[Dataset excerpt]
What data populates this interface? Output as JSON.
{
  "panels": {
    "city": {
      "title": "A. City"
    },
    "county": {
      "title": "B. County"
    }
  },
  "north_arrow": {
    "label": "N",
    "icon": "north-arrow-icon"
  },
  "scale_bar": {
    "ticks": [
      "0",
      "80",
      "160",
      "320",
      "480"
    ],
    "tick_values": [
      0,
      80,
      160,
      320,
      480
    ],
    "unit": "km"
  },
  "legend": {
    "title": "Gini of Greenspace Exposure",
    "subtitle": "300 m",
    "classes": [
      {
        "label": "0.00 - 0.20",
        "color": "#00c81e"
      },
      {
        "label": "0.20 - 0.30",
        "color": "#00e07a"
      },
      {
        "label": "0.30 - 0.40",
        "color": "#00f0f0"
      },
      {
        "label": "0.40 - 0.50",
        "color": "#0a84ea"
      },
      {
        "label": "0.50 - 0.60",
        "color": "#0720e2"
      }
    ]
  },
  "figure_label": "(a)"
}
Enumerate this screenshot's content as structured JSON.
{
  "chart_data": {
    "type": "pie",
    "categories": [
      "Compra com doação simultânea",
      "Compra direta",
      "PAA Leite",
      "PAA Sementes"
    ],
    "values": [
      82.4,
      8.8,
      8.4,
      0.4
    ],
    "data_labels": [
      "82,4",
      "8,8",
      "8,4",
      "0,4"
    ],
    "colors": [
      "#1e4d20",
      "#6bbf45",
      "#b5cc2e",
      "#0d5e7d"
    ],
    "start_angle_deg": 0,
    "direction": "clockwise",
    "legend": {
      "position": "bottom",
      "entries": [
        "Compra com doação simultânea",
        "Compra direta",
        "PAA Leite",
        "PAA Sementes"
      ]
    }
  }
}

◆ WHAT THIS TASK INVOLVES ◆
Leave out every line before the one containing "Enumerate this screenshot's"; set down that line and all remaining lines of the material exactly.

◆ TASK RESPONSE ◆
Enumerate this screenshot's content as structured JSON.
{
  "chart_data": {
    "type": "pie",
    "categories": [
      "Compra com doação simultânea",
      "Compra direta",
      "PAA Leite",
      "PAA Sementes"
    ],
    "values": [
      82.4,
      8.8,
      8.4,
      0.4
    ],
    "data_labels": [
      "82,4",
      "8,8",
      "8,4",
      "0,4"
    ],
    "colors": [
      "#1e4d20",
      "#6bbf45",
      "#b5cc2e",
      "#0d5e7d"
    ],
    "start_angle_deg": 0,
    "direction": "clockwise",
    "legend": {
      "position": "bottom",
      "entries": [
        "Compra com doação simultânea",
        "Compra direta",
        "PAA Leite",
        "PAA Sementes"
      ]
    }
  }
}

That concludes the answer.